* **Reading passage**
━━━━
As an English teacher...whole academic tomes have been written on this subject. Language is powerful. Language is political. Language is beautiful and multi-faceted and constantly evolving.

Some challenges facing standard English at the moment, off the top of my head:

Since nobody really says "whom" anymore, is it even proper grammar to keep saying it? I've stopped bothering with it, although I understand why and when to use it.

Why does English not have a gender-neutral singular pronoun for people? Since it doesn't, "they" is becoming standardized. Do I stop bothering to worry about pronoun-antecedent agreement since the default setting is just to use "they" in a gender-neutral situation, even if the antecedent is singular? Example: "Everybody got an A on (should be his/her because everybody is always a singular antecedent, but what if I teach a co-ed class?) their paper! Yay!"
━━━━
Please write down, word for word, the part of the passage on English usage starting at "Since nobody really" and ending at "when to use it.".

[Element box annotations]
━━━━
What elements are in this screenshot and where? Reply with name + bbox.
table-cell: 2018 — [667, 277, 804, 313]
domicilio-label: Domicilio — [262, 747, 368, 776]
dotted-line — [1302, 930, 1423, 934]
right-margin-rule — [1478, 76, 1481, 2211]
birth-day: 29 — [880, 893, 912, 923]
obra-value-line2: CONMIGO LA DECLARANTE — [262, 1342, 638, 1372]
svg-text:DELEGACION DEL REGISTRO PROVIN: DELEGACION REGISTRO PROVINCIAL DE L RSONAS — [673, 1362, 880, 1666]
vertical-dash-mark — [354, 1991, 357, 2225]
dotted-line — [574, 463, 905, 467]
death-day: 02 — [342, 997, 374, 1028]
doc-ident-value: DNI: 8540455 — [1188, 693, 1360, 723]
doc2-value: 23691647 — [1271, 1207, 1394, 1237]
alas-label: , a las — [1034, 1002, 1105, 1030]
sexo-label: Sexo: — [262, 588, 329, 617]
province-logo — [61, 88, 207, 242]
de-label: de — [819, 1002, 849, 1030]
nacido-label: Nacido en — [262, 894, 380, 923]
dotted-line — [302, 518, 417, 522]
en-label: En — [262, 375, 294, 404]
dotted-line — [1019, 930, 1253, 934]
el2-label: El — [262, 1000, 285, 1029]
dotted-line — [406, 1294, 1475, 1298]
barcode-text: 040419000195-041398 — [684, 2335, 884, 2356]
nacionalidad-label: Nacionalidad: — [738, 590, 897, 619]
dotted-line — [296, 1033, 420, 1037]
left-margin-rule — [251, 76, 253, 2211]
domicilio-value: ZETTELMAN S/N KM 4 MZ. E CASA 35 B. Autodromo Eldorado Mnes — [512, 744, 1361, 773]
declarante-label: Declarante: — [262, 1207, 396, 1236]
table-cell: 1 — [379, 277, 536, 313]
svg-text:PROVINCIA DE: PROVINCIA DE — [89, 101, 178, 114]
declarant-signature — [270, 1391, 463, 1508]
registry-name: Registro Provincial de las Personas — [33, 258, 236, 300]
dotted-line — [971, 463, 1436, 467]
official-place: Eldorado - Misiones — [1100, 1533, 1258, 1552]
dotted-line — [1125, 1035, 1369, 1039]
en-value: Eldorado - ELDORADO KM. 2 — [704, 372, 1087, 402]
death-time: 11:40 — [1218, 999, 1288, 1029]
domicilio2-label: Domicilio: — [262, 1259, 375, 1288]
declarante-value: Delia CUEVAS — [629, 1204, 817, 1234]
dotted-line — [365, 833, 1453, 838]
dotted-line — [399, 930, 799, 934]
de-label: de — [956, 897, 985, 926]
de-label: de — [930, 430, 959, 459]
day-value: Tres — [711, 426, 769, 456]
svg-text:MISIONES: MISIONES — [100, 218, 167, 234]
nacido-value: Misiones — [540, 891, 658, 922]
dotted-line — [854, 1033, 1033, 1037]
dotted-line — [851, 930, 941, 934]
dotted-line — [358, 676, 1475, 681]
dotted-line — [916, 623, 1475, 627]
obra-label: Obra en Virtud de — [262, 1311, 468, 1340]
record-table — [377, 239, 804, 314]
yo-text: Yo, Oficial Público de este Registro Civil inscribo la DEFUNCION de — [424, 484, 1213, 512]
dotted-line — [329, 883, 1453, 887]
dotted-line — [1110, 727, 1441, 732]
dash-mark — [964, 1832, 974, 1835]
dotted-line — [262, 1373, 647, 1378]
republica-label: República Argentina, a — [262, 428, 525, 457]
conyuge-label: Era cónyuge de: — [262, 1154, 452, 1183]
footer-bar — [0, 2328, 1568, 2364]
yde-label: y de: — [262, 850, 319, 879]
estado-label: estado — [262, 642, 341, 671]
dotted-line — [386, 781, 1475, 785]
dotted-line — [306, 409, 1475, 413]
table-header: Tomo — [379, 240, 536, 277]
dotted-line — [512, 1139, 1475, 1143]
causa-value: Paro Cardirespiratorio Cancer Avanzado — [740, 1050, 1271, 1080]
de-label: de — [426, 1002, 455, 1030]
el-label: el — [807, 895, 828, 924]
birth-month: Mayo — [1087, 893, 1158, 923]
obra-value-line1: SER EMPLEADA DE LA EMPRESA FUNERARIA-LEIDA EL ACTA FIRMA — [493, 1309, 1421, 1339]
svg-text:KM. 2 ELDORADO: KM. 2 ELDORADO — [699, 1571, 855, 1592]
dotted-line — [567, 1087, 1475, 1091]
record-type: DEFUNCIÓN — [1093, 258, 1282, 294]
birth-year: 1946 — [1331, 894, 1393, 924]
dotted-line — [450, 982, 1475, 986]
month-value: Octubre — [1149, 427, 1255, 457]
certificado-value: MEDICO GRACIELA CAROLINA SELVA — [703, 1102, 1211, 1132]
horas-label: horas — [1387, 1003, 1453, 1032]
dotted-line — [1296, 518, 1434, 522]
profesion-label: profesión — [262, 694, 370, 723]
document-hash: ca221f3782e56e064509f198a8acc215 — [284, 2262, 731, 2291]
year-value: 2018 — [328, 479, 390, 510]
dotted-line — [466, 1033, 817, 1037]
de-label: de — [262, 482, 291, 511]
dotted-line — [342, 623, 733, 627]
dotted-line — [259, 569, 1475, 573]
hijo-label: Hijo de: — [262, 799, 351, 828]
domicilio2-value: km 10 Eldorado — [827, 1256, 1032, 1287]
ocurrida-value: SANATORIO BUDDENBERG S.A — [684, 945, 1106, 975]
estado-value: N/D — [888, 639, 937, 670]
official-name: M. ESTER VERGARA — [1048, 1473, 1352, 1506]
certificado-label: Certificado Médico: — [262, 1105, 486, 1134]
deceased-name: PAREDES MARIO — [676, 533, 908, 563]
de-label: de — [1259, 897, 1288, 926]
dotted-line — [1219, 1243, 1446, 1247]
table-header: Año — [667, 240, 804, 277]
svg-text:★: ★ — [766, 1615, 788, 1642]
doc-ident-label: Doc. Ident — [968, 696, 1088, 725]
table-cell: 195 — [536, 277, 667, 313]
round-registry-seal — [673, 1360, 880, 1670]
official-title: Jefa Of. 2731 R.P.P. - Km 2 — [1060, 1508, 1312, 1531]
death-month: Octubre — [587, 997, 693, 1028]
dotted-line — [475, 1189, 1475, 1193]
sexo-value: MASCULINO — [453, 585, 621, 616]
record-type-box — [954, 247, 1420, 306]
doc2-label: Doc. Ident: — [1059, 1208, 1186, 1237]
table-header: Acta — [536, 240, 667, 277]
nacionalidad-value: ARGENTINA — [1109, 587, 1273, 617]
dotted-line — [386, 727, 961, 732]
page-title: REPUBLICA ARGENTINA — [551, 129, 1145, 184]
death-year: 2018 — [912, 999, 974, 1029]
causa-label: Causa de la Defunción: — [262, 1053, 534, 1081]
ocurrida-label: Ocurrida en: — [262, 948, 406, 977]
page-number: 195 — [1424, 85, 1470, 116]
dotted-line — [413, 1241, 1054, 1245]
━━━━
* **Solution to this problem**
Since nobody really says "whom" anymore, is it even proper grammar to keep saying it? I've stopped bothering with it, although I understand why and when to use it.